[Dataset excerpt]

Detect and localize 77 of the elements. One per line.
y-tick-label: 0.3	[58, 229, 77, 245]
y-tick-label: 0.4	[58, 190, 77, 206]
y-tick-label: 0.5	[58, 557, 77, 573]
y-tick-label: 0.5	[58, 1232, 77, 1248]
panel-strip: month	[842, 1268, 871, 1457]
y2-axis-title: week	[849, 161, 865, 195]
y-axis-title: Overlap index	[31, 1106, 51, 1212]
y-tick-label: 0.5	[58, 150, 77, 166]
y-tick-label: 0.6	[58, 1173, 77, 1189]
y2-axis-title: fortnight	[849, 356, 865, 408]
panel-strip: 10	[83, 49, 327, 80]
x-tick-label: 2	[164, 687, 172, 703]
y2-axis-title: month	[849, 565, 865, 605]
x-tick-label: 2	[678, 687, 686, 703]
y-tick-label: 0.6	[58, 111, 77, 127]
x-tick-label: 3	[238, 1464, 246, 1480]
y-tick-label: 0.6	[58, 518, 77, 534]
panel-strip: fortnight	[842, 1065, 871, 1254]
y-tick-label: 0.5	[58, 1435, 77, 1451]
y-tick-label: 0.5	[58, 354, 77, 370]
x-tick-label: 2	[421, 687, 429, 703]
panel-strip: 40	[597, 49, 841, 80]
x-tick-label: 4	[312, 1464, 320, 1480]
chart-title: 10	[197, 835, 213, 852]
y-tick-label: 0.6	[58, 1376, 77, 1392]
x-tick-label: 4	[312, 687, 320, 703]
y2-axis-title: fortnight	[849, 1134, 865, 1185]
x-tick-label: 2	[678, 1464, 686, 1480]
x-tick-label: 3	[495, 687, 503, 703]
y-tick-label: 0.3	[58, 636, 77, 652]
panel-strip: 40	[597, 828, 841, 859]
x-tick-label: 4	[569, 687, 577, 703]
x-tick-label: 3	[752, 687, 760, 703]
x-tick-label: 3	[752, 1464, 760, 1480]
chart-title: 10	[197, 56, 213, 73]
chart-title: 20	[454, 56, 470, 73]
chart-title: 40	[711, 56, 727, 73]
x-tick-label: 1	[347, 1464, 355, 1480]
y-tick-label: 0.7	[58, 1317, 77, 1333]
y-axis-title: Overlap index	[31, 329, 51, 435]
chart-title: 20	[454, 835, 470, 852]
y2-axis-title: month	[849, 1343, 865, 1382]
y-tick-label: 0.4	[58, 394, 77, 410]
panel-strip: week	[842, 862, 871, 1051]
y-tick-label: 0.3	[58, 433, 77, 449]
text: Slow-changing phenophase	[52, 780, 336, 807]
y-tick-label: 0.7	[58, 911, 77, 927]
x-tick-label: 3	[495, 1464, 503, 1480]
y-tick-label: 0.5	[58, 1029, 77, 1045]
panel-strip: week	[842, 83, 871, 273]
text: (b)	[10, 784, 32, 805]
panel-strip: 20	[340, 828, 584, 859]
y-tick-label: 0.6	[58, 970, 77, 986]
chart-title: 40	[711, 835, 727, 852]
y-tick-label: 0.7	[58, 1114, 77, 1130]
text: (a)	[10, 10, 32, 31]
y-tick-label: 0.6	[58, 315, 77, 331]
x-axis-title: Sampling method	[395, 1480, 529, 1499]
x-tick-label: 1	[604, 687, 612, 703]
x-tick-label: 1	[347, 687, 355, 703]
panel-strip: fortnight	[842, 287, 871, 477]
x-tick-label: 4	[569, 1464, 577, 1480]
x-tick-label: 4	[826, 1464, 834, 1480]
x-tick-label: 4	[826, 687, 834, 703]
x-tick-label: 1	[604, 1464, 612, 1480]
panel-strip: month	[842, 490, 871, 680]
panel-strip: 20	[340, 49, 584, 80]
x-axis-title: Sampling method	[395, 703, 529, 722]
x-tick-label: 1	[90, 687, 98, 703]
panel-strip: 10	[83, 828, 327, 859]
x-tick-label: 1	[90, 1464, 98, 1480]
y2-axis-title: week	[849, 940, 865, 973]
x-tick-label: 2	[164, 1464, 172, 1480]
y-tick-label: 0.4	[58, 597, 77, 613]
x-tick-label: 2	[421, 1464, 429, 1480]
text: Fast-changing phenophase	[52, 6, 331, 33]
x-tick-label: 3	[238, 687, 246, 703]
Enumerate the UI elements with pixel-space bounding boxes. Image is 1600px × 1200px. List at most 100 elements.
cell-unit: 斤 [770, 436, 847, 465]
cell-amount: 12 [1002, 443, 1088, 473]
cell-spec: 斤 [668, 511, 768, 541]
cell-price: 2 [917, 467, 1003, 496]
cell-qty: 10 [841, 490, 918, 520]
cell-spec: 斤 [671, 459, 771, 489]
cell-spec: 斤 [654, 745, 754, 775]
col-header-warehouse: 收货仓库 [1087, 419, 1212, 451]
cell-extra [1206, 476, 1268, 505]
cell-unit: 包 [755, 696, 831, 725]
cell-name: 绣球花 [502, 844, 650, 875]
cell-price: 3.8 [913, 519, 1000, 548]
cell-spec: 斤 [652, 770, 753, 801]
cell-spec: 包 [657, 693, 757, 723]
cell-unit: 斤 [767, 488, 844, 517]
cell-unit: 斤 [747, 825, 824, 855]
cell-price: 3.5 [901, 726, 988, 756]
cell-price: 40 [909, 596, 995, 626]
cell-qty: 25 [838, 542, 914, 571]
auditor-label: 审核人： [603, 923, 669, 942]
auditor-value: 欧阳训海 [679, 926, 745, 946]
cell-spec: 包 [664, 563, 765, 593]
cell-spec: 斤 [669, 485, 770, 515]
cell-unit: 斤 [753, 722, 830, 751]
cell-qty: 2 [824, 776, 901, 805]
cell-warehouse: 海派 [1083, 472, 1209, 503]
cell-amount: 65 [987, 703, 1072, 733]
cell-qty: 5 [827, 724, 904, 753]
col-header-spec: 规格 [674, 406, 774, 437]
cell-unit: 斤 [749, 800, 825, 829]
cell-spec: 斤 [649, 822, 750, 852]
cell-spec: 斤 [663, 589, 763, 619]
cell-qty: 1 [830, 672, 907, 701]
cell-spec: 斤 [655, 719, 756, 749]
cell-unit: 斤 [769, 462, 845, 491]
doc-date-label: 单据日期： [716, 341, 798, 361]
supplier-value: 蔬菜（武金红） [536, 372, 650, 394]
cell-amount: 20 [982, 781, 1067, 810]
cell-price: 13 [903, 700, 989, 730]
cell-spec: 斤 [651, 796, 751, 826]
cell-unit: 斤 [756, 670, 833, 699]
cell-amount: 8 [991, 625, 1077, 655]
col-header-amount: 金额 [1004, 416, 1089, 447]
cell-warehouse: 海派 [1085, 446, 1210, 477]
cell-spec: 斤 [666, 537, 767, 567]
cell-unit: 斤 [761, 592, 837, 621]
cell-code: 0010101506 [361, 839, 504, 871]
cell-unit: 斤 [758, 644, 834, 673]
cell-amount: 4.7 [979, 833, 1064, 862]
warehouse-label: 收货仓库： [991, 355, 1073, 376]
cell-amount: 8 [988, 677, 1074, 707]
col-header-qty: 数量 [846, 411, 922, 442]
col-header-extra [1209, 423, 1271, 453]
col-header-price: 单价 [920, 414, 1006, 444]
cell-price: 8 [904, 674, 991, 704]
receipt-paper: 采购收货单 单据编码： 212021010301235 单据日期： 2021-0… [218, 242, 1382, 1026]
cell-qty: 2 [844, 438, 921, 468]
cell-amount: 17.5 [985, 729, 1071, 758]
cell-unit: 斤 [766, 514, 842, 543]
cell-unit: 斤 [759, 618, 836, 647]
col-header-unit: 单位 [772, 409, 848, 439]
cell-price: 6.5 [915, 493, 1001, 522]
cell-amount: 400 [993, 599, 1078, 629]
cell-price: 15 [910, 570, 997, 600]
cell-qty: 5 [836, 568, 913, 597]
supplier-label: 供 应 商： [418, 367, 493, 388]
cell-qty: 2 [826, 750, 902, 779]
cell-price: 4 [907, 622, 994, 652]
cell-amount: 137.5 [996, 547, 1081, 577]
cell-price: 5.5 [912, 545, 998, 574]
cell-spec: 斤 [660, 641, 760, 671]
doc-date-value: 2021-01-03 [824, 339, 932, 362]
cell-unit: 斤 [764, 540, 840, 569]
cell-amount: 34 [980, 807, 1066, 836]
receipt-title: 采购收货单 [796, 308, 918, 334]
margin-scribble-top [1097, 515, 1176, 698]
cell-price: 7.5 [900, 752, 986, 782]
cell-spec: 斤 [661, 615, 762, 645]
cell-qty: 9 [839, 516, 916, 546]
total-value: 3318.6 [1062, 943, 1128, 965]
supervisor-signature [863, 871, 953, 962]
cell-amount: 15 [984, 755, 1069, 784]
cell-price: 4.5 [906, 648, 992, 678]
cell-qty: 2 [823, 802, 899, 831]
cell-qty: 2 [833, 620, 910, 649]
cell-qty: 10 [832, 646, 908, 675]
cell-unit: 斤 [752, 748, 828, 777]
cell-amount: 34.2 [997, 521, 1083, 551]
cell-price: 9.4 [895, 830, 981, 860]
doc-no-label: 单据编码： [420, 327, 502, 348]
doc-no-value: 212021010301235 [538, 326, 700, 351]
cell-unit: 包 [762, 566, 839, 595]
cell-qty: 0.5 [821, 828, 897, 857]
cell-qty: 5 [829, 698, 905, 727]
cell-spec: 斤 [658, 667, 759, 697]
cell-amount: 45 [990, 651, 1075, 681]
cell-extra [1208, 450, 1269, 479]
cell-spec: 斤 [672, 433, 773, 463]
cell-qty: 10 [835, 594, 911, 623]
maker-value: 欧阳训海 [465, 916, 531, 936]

> What the task requires
Can you set down the entries from their very start through the line containing "111, 77, 127]", copying every line verbatim?

> The output
Detect and localize 77 of the elements. One per line.
y-tick-label: 0.3	[58, 229, 77, 245]
y-tick-label: 0.4	[58, 190, 77, 206]
y-tick-label: 0.5	[58, 557, 77, 573]
y-tick-label: 0.5	[58, 1232, 77, 1248]
panel-strip: month	[842, 1268, 871, 1457]
y2-axis-title: week	[849, 161, 865, 195]
y-axis-title: Overlap index	[31, 1106, 51, 1212]
y-tick-label: 0.5	[58, 150, 77, 166]
y-tick-label: 0.6	[58, 1173, 77, 1189]
y2-axis-title: fortnight	[849, 356, 865, 408]
panel-strip: 10	[83, 49, 327, 80]
x-tick-label: 2	[164, 687, 172, 703]
y2-axis-title: month	[849, 565, 865, 605]
x-tick-label: 2	[678, 687, 686, 703]
y-tick-label: 0.6	[58, 111, 77, 127]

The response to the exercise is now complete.